Recorded data:
● ● ● ● ● ● ●

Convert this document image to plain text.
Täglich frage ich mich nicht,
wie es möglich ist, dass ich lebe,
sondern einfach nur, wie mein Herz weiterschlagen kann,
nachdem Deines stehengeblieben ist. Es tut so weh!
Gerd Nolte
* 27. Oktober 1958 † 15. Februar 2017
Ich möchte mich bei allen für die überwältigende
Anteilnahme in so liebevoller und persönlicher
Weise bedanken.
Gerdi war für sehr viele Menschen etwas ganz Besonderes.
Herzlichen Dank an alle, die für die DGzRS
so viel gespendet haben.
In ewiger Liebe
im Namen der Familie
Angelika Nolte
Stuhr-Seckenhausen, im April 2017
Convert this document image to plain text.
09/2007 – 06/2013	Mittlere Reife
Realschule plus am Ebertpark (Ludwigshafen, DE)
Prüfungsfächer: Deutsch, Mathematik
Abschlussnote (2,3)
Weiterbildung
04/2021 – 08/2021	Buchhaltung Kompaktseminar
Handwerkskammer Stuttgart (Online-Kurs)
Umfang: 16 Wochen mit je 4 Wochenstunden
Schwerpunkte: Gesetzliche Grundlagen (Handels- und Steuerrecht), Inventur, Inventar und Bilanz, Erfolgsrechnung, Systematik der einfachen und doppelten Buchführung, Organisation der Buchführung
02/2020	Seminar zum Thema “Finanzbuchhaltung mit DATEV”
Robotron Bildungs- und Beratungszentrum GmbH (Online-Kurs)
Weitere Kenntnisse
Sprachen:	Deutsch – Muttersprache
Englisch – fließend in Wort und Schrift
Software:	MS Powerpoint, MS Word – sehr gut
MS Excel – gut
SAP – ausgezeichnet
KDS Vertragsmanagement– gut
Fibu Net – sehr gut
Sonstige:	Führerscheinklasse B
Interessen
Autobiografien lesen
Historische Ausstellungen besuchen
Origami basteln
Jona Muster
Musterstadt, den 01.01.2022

● ● ● ● ● ● ●

Set down all of the entries exactly, please.

Convert this document image to plain text.
Täglich frage ich mich nicht,
wie es möglich ist, dass ich lebe,
sondern einfach nur, wie mein Herz weiterschlagen kann,
nachdem Deines stehengeblieben ist. Es tut so weh!
Gerd Nolte
* 27. Oktober 1958 † 15. Februar 2017
Ich möchte mich bei allen für die überwältigende
Anteilnahme in so liebevoller und persönlicher
Weise bedanken.
Gerdi war für sehr viele Menschen etwas ganz Besonderes.
Herzlichen Dank an alle, die für die DGzRS
so viel gespendet haben.
In ewiger Liebe
im Namen der Familie
Angelika Nolte
Stuhr-Seckenhausen, im April 2017
Convert this document image to plain text.
09/2007 – 06/2013	Mittlere Reife
Realschule plus am Ebertpark (Ludwigshafen, DE)
Prüfungsfächer: Deutsch, Mathematik
Abschlussnote (2,3)
Weiterbildung
04/2021 – 08/2021	Buchhaltung Kompaktseminar
Handwerkskammer Stuttgart (Online-Kurs)
Umfang: 16 Wochen mit je 4 Wochenstunden
Schwerpunkte: Gesetzliche Grundlagen (Handels- und Steuerrecht), Inventur, Inventar und Bilanz, Erfolgsrechnung, Systematik der einfachen und doppelten Buchführung, Organisation der Buchführung
02/2020	Seminar zum Thema “Finanzbuchhaltung mit DATEV”
Robotron Bildungs- und Beratungszentrum GmbH (Online-Kurs)
Weitere Kenntnisse
Sprachen:	Deutsch – Muttersprache
Englisch – fließend in Wort und Schrift
Software:	MS Powerpoint, MS Word – sehr gut
MS Excel – gut
SAP – ausgezeichnet
KDS Vertragsmanagement– gut
Fibu Net – sehr gut
Sonstige:	Führerscheinklasse B
Interessen
Autobiografien lesen
Historische Ausstellungen besuchen
Origami basteln
Jona Muster
Musterstadt, den 01.01.2022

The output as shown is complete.